(WRITTEN REQUEST): In the listing below, identify each line with the word "установленном" and return those lines.
++++ INPUT RECORDS ++++
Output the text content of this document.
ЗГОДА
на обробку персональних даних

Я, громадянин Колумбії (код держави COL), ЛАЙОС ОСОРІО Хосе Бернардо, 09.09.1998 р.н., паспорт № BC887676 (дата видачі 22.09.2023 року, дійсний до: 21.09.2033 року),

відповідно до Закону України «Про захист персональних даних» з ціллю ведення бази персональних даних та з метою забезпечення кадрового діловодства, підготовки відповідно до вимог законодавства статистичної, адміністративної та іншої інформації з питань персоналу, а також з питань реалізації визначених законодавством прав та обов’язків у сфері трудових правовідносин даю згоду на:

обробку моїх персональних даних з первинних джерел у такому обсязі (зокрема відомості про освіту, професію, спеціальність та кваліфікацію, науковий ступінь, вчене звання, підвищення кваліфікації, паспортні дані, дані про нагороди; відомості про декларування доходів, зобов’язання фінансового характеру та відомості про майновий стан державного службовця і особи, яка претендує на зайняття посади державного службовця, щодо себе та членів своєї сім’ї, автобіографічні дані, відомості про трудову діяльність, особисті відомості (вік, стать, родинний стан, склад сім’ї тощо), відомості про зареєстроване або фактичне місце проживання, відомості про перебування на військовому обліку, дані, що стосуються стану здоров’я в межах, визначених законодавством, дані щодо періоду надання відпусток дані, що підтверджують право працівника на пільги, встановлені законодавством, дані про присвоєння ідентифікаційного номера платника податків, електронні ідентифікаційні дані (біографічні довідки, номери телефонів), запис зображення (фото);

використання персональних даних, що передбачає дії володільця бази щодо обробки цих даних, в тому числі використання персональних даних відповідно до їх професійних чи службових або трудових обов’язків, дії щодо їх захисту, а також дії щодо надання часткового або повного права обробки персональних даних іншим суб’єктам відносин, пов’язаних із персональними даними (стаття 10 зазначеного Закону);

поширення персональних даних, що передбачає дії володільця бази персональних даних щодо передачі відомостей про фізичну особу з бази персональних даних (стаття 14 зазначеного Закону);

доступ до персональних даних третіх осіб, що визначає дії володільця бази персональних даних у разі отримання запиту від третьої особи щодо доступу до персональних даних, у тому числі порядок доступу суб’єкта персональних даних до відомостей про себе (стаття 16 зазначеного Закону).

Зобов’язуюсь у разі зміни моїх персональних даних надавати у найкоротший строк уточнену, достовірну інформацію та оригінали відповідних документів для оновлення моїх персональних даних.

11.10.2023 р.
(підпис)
++++
++++ INPUT RECORDS ++++
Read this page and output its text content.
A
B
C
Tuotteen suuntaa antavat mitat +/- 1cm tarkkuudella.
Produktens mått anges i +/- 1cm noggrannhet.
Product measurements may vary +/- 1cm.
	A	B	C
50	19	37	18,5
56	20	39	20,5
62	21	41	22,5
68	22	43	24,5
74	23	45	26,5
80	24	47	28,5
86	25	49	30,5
++++
++++ INPUT RECORDS ++++
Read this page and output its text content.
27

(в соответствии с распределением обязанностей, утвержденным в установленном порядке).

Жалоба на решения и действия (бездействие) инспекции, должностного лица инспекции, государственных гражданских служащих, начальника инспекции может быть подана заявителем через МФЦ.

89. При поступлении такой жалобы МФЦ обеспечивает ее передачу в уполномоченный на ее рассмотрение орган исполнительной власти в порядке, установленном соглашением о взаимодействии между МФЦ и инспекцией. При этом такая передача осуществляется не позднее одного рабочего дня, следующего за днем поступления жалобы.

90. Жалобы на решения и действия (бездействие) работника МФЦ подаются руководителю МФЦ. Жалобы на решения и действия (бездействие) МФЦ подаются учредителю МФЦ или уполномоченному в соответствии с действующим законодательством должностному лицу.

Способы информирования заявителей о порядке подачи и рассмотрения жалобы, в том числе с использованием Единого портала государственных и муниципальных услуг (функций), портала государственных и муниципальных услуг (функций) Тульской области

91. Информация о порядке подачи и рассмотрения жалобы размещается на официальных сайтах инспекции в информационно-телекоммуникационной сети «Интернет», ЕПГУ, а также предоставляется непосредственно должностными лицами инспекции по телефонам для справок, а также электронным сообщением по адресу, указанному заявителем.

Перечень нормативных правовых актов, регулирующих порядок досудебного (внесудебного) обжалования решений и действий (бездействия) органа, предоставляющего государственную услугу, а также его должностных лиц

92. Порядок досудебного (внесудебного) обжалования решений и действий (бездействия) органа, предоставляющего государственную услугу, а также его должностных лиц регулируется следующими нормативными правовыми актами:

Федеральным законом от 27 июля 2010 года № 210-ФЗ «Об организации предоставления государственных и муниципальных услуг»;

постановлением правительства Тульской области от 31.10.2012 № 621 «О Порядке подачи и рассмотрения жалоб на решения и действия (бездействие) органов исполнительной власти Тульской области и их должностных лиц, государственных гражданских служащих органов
++++
(RESPONSE):
(в соответствии с распределением обязанностей, утвержденным в установленном порядке).
89. При поступлении такой жалобы МФЦ обеспечивает ее передачу в уполномоченный на ее рассмотрение орган исполнительной власти в порядке, установленном соглашением о взаимодействии между МФЦ и инспекцией. При этом такая передача осуществляется не позднее одного рабочего дня, следующего за днем поступления жалобы.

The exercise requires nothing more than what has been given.